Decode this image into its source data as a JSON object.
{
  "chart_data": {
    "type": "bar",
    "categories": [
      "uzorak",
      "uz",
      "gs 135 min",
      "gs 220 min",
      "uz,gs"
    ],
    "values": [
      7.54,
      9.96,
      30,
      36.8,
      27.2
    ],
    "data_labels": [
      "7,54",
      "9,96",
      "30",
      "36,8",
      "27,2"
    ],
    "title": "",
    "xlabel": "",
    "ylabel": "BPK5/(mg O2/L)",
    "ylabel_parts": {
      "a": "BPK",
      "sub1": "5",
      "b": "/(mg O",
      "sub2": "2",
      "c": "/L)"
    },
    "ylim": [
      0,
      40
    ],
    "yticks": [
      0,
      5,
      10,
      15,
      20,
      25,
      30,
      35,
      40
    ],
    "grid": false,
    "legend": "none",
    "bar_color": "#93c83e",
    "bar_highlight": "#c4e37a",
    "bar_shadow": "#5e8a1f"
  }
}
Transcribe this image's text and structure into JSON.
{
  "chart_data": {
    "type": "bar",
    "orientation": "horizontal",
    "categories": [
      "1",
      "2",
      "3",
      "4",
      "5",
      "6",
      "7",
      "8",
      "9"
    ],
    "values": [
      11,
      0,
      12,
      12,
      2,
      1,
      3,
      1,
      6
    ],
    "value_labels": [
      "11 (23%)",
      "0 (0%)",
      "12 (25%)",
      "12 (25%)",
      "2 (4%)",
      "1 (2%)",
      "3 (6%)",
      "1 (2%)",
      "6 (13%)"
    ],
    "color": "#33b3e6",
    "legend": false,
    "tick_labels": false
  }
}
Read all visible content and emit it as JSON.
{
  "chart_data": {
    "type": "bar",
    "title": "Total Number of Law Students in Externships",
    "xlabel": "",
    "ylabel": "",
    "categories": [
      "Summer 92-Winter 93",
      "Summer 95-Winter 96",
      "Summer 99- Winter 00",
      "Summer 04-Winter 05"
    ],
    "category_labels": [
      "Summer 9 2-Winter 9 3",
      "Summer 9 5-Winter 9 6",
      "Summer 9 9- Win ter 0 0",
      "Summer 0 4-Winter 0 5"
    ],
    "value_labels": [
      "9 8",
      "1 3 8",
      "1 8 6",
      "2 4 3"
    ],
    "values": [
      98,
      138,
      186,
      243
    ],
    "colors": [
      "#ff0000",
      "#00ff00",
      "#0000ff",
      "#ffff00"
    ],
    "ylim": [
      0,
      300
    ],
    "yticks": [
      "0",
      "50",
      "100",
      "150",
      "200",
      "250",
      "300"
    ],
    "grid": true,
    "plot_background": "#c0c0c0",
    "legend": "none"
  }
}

_YOUR INSTRUCTIONS:_ Locate all lines holding the word "this", then copy them out.

_ANSWER FOR THE TASK:_
Decode this image into its source data as a JSON object.
Transcribe this image's text and structure into JSON.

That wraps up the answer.